● **AIM**
Each record below should appear again exactly as written.
====== STORED RECORDS ======
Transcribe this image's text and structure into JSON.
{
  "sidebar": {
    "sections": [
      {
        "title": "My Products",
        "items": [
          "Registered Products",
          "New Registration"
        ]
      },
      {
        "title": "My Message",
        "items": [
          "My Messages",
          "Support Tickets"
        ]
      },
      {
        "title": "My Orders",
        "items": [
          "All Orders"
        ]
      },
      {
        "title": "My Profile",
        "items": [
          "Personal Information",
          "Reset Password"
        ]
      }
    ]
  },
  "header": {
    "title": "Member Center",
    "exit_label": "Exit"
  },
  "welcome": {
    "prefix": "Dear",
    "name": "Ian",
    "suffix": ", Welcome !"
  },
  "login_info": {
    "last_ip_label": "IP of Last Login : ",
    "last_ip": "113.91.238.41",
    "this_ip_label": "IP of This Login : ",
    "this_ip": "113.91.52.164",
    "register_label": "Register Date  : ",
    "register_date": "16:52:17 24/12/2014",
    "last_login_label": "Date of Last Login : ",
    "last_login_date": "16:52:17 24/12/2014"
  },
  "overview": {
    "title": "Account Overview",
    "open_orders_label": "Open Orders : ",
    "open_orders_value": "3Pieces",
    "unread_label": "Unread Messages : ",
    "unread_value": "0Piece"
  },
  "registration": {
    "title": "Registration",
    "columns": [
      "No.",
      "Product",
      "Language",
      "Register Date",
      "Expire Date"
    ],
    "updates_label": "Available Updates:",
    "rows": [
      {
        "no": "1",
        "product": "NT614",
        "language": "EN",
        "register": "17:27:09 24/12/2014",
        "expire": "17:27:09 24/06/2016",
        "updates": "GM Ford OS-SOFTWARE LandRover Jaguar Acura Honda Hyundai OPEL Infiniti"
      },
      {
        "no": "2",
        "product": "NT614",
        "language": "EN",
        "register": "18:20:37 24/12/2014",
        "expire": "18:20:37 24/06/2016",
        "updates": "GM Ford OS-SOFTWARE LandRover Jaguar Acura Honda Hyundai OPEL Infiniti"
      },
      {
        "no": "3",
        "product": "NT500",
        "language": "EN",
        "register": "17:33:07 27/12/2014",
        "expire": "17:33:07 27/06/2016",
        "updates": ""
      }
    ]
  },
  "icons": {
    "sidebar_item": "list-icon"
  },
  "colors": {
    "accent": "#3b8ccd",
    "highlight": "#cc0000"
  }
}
======
● **RESPONSE FOR THIS EXERCISE**
Transcribe this image's text and structure into JSON.
{
  "sidebar": {
    "sections": [
      {
        "title": "My Products",
        "items": [
          "Registered Products",
          "New Registration"
        ]
      },
      {
        "title": "My Message",
        "items": [
          "My Messages",
          "Support Tickets"
        ]
      },
      {
        "title": "My Orders",
        "items": [
          "All Orders"
        ]
      },
      {
        "title": "My Profile",
        "items": [
          "Personal Information",
          "Reset Password"
        ]
      }
    ]
  },
  "header": {
    "title": "Member Center",
    "exit_label": "Exit"
  },
  "welcome": {
    "prefix": "Dear",
    "name": "Ian",
    "suffix": ", Welcome !"
  },
  "login_info": {
    "last_ip_label": "IP of Last Login : ",
    "last_ip": "113.91.238.41",
    "this_ip_label": "IP of This Login : ",
    "this_ip": "113.91.52.164",
    "register_label": "Register Date  : ",
    "register_date": "16:52:17 24/12/2014",
    "last_login_label": "Date of Last Login : ",
    "last_login_date": "16:52:17 24/12/2014"
  },
  "overview": {
    "title": "Account Overview",
    "open_orders_label": "Open Orders : ",
    "open_orders_value": "3Pieces",
    "unread_label": "Unread Messages : ",
    "unread_value": "0Piece"
  },
  "registration": {
    "title": "Registration",
    "columns": [
      "No.",
      "Product",
      "Language",
      "Register Date",
      "Expire Date"
    ],
    "updates_label": "Available Updates:",
    "rows": [
      {
        "no": "1",
        "product": "NT614",
        "language": "EN",
        "register": "17:27:09 24/12/2014",
        "expire": "17:27:09 24/06/2016",
        "updates": "GM Ford OS-SOFTWARE LandRover Jaguar Acura Honda Hyundai OPEL Infiniti"
      },
      {
        "no": "2",
        "product": "NT614",
        "language": "EN",
        "register": "18:20:37 24/12/2014",
        "expire": "18:20:37 24/06/2016",
        "updates": "GM Ford OS-SOFTWARE LandRover Jaguar Acura Honda Hyundai OPEL Infiniti"
      },
      {
        "no": "3",
        "product": "NT500",
        "language": "EN",
        "register": "17:33:07 27/12/2014",
        "expire": "17:33:07 27/06/2016",
        "updates": ""
      }
    ]
  },
  "icons": {
    "sidebar_item": "list-icon"
  },
  "colors": {
    "accent": "#3b8ccd",
    "highlight": "#cc0000"
  }
}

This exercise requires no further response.